SET PROBLEM - Give the number of lines below that contain the word "ายเง", and nothing else.

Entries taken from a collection
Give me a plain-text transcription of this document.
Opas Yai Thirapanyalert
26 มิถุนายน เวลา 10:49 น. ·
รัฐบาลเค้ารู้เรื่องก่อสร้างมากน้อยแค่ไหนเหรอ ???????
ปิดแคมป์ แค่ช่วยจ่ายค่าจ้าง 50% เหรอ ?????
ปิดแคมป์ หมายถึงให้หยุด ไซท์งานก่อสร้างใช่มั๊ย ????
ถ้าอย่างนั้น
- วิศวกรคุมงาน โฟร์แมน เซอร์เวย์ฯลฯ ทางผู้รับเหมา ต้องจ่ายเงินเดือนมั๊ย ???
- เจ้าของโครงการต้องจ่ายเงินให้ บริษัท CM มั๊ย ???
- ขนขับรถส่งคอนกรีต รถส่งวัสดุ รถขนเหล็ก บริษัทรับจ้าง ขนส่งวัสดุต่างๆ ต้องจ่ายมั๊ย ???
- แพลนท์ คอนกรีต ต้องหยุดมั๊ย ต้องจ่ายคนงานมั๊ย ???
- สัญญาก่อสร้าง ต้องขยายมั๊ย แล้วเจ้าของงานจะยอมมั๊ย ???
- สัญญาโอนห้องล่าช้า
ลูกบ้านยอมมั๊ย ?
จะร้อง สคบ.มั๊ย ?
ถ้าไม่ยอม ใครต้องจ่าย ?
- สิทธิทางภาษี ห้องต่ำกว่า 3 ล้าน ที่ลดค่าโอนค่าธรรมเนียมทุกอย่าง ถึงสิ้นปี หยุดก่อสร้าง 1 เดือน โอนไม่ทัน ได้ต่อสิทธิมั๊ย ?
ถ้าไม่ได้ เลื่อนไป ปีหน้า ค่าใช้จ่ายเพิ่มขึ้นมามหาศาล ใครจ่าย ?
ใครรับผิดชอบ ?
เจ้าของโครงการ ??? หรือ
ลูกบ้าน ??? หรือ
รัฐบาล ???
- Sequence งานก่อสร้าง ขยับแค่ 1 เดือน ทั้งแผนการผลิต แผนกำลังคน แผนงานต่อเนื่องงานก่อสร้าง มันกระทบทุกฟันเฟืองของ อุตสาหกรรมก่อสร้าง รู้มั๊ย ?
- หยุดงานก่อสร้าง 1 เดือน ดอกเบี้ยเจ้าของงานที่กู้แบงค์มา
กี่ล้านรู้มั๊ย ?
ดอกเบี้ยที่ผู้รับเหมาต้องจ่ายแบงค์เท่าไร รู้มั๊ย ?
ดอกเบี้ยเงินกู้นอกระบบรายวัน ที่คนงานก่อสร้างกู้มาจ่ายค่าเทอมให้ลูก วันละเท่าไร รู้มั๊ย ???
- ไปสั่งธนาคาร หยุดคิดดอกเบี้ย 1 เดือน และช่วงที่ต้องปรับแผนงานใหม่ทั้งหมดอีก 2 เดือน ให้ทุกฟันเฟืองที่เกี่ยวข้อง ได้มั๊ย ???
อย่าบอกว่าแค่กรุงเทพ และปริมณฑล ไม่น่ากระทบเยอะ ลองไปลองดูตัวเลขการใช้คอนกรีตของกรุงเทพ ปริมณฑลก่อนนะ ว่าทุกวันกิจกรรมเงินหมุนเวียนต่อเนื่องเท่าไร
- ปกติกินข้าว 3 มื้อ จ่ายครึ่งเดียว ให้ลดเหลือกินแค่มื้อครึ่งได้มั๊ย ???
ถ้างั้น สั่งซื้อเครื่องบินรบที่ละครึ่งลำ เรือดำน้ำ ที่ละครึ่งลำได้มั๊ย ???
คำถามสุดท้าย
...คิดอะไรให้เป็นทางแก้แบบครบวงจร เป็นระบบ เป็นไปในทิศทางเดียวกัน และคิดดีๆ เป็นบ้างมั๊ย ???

RESPONSE TO THE TASK - 2